Your objective
Tally the lines that contain "JSON" and report the total alone.

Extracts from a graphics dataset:
━━━━━━━━━━━━━━━━━━━━

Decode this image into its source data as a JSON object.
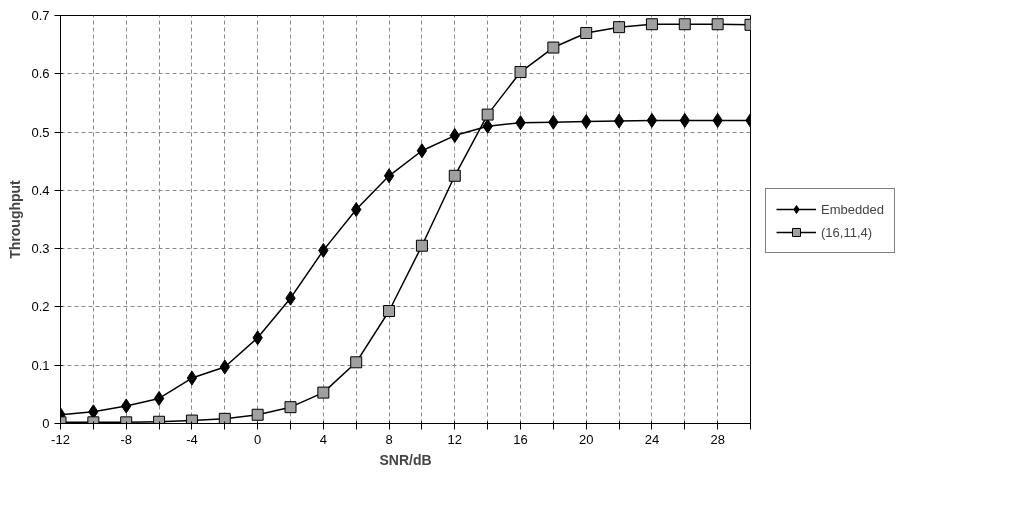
{
  "chart_data": {
    "type": "line",
    "xlabel": "SNR/dB",
    "ylabel": "Throughput",
    "x": [
      -12,
      -10,
      -8,
      -6,
      -4,
      -2,
      0,
      2,
      4,
      6,
      8,
      10,
      12,
      14,
      16,
      18,
      20,
      22,
      24,
      26,
      28,
      30
    ],
    "series": [
      {
        "name": "Embedded",
        "color": "#000000",
        "marker": "diamond",
        "values": [
          0.015,
          0.02,
          0.03,
          0.043,
          0.078,
          0.097,
          0.147,
          0.215,
          0.297,
          0.367,
          0.425,
          0.468,
          0.494,
          0.51,
          0.516,
          0.517,
          0.518,
          0.519,
          0.52,
          0.52,
          0.52,
          0.52
        ]
      },
      {
        "name": "(16,11,4)",
        "color": "#a0a0a0",
        "marker": "square",
        "values": [
          0.002,
          0.002,
          0.002,
          0.003,
          0.005,
          0.008,
          0.015,
          0.028,
          0.053,
          0.105,
          0.193,
          0.305,
          0.425,
          0.53,
          0.603,
          0.645,
          0.67,
          0.68,
          0.685,
          0.685,
          0.685,
          0.684
        ]
      }
    ],
    "xlim": [
      -12,
      30
    ],
    "ylim": [
      0,
      0.7
    ],
    "xticks": [
      -12,
      {
        "value": -10,
        "label": null
      },
      -8,
      {
        "value": -6,
        "label": null
      },
      -4,
      {
        "value": -2,
        "label": null
      },
      0,
      {
        "value": 2,
        "label": null
      },
      4,
      {
        "value": 6,
        "label": null
      },
      8,
      {
        "value": 10,
        "label": null
      },
      12,
      {
        "value": 14,
        "label": null
      },
      16,
      {
        "value": 18,
        "label": null
      },
      20,
      {
        "value": 22,
        "label": null
      },
      24,
      {
        "value": 26,
        "label": null
      },
      28,
      {
        "value": 30,
        "label": null
      }
    ],
    "yticks": [
      0,
      0.1,
      0.2,
      0.3,
      0.4,
      0.5,
      0.6,
      0.7
    ],
    "grid": true,
    "legend": "right",
    "line_style": "solid"
  }
}
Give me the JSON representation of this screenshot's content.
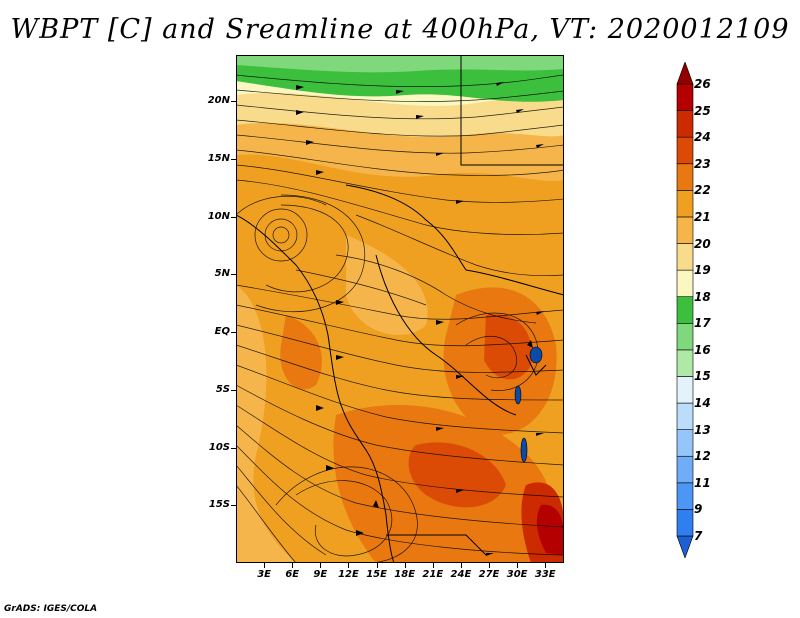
{
  "title": "WBPT [C] and Sreamline at 400hPa, VT: 2020012109",
  "credit": "GrADS: IGES/COLA",
  "map": {
    "projection": "lat-lon",
    "lon_range": [
      0,
      35
    ],
    "lat_range": [
      -20,
      24
    ],
    "lat_labels": [
      {
        "label": "20N",
        "lat": 20
      },
      {
        "label": "15N",
        "lat": 15
      },
      {
        "label": "10N",
        "lat": 10
      },
      {
        "label": "5N",
        "lat": 5
      },
      {
        "label": "EQ",
        "lat": 0
      },
      {
        "label": "5S",
        "lat": -5
      },
      {
        "label": "10S",
        "lat": -10
      },
      {
        "label": "15S",
        "lat": -15
      }
    ],
    "lon_labels": [
      {
        "label": "3E",
        "lon": 3
      },
      {
        "label": "6E",
        "lon": 6
      },
      {
        "label": "9E",
        "lon": 9
      },
      {
        "label": "12E",
        "lon": 12
      },
      {
        "label": "15E",
        "lon": 15
      },
      {
        "label": "18E",
        "lon": 18
      },
      {
        "label": "21E",
        "lon": 21
      },
      {
        "label": "24E",
        "lon": 24
      },
      {
        "label": "27E",
        "lon": 27
      },
      {
        "label": "30E",
        "lon": 30
      },
      {
        "label": "33E",
        "lon": 33
      }
    ]
  },
  "colorbar": {
    "levels": [
      "7",
      "9",
      "11",
      "12",
      "13",
      "14",
      "15",
      "16",
      "17",
      "18",
      "19",
      "20",
      "21",
      "22",
      "23",
      "24",
      "25",
      "26"
    ],
    "colors": [
      "#1f5fd6",
      "#2f7ff0",
      "#4c96f6",
      "#6fadf8",
      "#94c6fb",
      "#bcdcfc",
      "#e2f3fb",
      "#aeeaa6",
      "#7fd87b",
      "#3cbf3c",
      "#fbf7c0",
      "#f8dc8c",
      "#f5b54a",
      "#f0a020",
      "#e8780f",
      "#dc4b05",
      "#cc2a00",
      "#b40000",
      "#920000"
    ]
  }
}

━━━━━━━━━━━━━━━━━━━━

Solution to this exercise
2